>> start DATASET EXTRACT
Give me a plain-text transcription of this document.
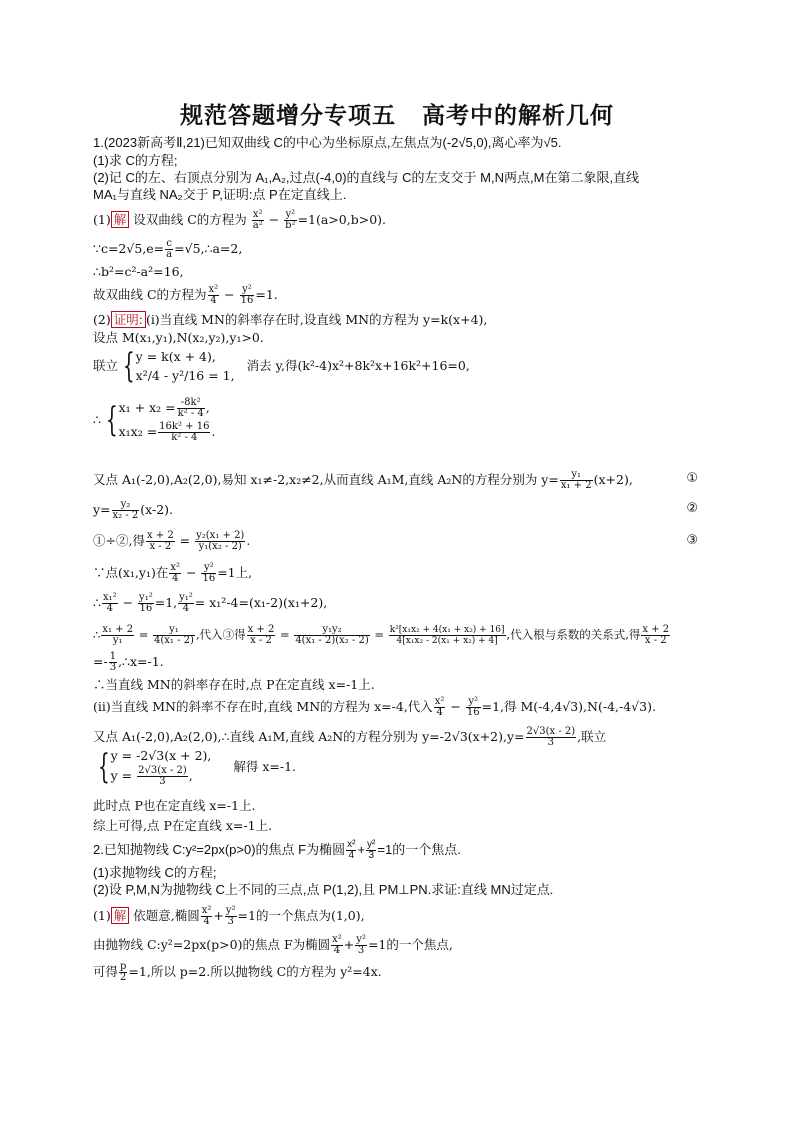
规范答题增分专项五 高考中的解析几何
1.(2023新高考Ⅱ,21)已知双曲线 C的中心为坐标原点,左焦点为(-2√5,0),离心率为√5.
(1)求 C的方程;
(2)记 C的左、右顶点分别为 A₁,A₂,过点(-4,0)的直线与 C的左支交于 M,N两点,M在第二象限,直线
MA₁与直线 NA₂交于 P,证明:点 P在定直线上.
(1) 解 设双曲线 C的方程为 $\frac{\text{x²}}{\text{a²}} - \frac{\text{y²}}{\text{b²}} =1(a>0,b>0)$.
∵c=2√5,e= $\frac{c}{a}$ =√5,∴a=2,
∴b²=c²-a²=16,
故双曲线 C的方程为 $\frac{\text{x²}}{4} - \frac{\text{y²}}{16} =1$.
(2) 证明: (ⅰ)当直线 MN的斜率存在时,设直线 MN的方程为 y=k(x+4),
设点 M(x₁,y₁),N(x₂,y₂),y₁>0.
联立 { y = k(x + 4),
x²/4 - y²/16 = 1,
消去 y,得(k²-4)x²+8k²x+16k²+16=0,
∴ { $x_1 + x_2 = \frac{\text{-8k²}}{\text{k² - 4}}$ ,
$x_1x_2 = \frac{\text{16k² + 16}}{\text{k² - 4}}$ .
又点 A₁(-2,0),A₂(2,0),易知 x₁≠-2,x₂≠2,从而直线 A₁M,直线 A₂N的方程分别为 $y= \frac{\text{y₁}}{\text{x₁ + 2}} (x+2)$,	①
$y= \frac{\text{y₂}}{\text{x₂ - 2}} (x-2)$.	②
①÷②,得 $\frac{x + 2}{x - 2} = \frac{\text{y₂(x₁ + 2)}}{\text{y₁(x₂ - 2)}}$ .	③
∵点(x₁,y₁)在 $\frac{\text{x²}}{4} - \frac{\text{y²}}{16} =1$上,
∴ $\frac{\text{x₁²}}{4} - \frac{\text{y₁²}}{16} =1$, $\frac{\text{y₁²}}{4} = x_1^2-4=(x_1-2)(x_1+2)$,
∴ $\frac{\text{x₁ + 2}}{\text{y₁}} = \frac{\text{y₁}}{\text{4(x₁ - 2)}}$ ,代入③得 $\frac{x + 2}{x - 2} = \frac{\text{y₁y₂}}{\text{4(x₁ - 2)(x₂ - 2)}} = \frac{\text{k²[x₁x₂ + 4(x₁ + x₂) + 16]}}{\text{4[x₁x₂ - 2(x₁ + x₂) + 4]}}$ ,代入根与系数的关系式,得 $\frac{x + 2}{x - 2}$
=- $\frac{1}{3}$ ,∴x=-1.
∴当直线 MN的斜率存在时,点 P在定直线 x=-1上.
(ⅱ)当直线 MN的斜率不存在时,直线 MN的方程为 x=-4,代入 $\frac{\text{x²}}{4} - \frac{\text{y²}}{16} =1$,得 M(-4,4√3),N(-4,-4√3).
又点 A₁(-2,0),A₂(2,0),∴直线 A₁M,直线 A₂N的方程分别为 $y=-2√3(x+2),y= \frac{2√3(x - 2)}{3}$ ,联立
{ y = -2√3(x + 2),
$y = \frac{2√3(x - 2)}{3}$ ,
解得 x=-1.
此时点 P也在定直线 x=-1上.
综上可得,点 P在定直线 x=-1上.
2.已知抛物线 C:y²=2px(p>0)的焦点 F为椭圆 $\frac{\text{x²}}{4} + \frac{\text{y²}}{3} =1$的一个焦点.
(1)求抛物线 C的方程;
(2)设 P,M,N为抛物线 C上不同的三点,点 P(1,2),且 PM⊥PN.求证:直线 MN过定点.
(1) 解 依题意,椭圆 $\frac{\text{x²}}{4} + \frac{\text{y²}}{3} =1$的一个焦点为(1,0),
由抛物线 C:y²=2px(p>0)的焦点 F为椭圆 $\frac{\text{x²}}{4} + \frac{\text{y²}}{3} =1$的一个焦点,
可得 $\frac{p}{2} =1$,所以 p=2.所以抛物线 C的方程为 y²=4x.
>> end DATASET EXTRACT
TASK TO COMPLETE ->
Quote each line of the listing exactly, but leave the pictures out.

COMPLETE OUTPUT ->
Give me a plain-text transcription of this document.
规范答题增分专项五 高考中的解析几何
1.(2023新高考Ⅱ,21)已知双曲线 C的中心为坐标原点,左焦点为(-2√5,0),离心率为√5.
(1)求 C的方程;
(2)记 C的左、右顶点分别为 A₁,A₂,过点(-4,0)的直线与 C的左支交于 M,N两点,M在第二象限,直线
MA₁与直线 NA₂交于 P,证明:点 P在定直线上.
(1) 解 设双曲线 C的方程为 $\frac{\text{x²}}{\text{a²}} - \frac{\text{y²}}{\text{b²}} =1(a>0,b>0)$.
∵c=2√5,e= $\frac{c}{a}$ =√5,∴a=2,
∴b²=c²-a²=16,
故双曲线 C的方程为 $\frac{\text{x²}}{4} - \frac{\text{y²}}{16} =1$.
(2) 证明: (ⅰ)当直线 MN的斜率存在时,设直线 MN的方程为 y=k(x+4),
设点 M(x₁,y₁),N(x₂,y₂),y₁>0.
联立 { y = k(x + 4),
x²/4 - y²/16 = 1,
消去 y,得(k²-4)x²+8k²x+16k²+16=0,
∴ { $x_1 + x_2 = \frac{\text{-8k²}}{\text{k² - 4}}$ ,
$x_1x_2 = \frac{\text{16k² + 16}}{\text{k² - 4}}$ .
又点 A₁(-2,0),A₂(2,0),易知 x₁≠-2,x₂≠2,从而直线 A₁M,直线 A₂N的方程分别为 $y= \frac{\text{y₁}}{\text{x₁ + 2}} (x+2)$,	①
$y= \frac{\text{y₂}}{\text{x₂ - 2}} (x-2)$.	②
①÷②,得 $\frac{x + 2}{x - 2} = \frac{\text{y₂(x₁ + 2)}}{\text{y₁(x₂ - 2)}}$ .	③
∵点(x₁,y₁)在 $\frac{\text{x²}}{4} - \frac{\text{y²}}{16} =1$上,
∴ $\frac{\text{x₁²}}{4} - \frac{\text{y₁²}}{16} =1$, $\frac{\text{y₁²}}{4} = x_1^2-4=(x_1-2)(x_1+2)$,
∴ $\frac{\text{x₁ + 2}}{\text{y₁}} = \frac{\text{y₁}}{\text{4(x₁ - 2)}}$ ,代入③得 $\frac{x + 2}{x - 2} = \frac{\text{y₁y₂}}{\text{4(x₁ - 2)(x₂ - 2)}} = \frac{\text{k²[x₁x₂ + 4(x₁ + x₂) + 16]}}{\text{4[x₁x₂ - 2(x₁ + x₂) + 4]}}$ ,代入根与系数的关系式,得 $\frac{x + 2}{x - 2}$
=- $\frac{1}{3}$ ,∴x=-1.
∴当直线 MN的斜率存在时,点 P在定直线 x=-1上.
(ⅱ)当直线 MN的斜率不存在时,直线 MN的方程为 x=-4,代入 $\frac{\text{x²}}{4} - \frac{\text{y²}}{16} =1$,得 M(-4,4√3),N(-4,-4√3).
又点 A₁(-2,0),A₂(2,0),∴直线 A₁M,直线 A₂N的方程分别为 $y=-2√3(x+2),y= \frac{2√3(x - 2)}{3}$ ,联立
{ y = -2√3(x + 2),
$y = \frac{2√3(x - 2)}{3}$ ,
解得 x=-1.
此时点 P也在定直线 x=-1上.
综上可得,点 P在定直线 x=-1上.
2.已知抛物线 C:y²=2px(p>0)的焦点 F为椭圆 $\frac{\text{x²}}{4} + \frac{\text{y²}}{3} =1$的一个焦点.
(1)求抛物线 C的方程;
(2)设 P,M,N为抛物线 C上不同的三点,点 P(1,2),且 PM⊥PN.求证:直线 MN过定点.
(1) 解 依题意,椭圆 $\frac{\text{x²}}{4} + \frac{\text{y²}}{3} =1$的一个焦点为(1,0),
由抛物线 C:y²=2px(p>0)的焦点 F为椭圆 $\frac{\text{x²}}{4} + \frac{\text{y²}}{3} =1$的一个焦点,
可得 $\frac{p}{2} =1$,所以 p=2.所以抛物线 C的方程为 y²=4x.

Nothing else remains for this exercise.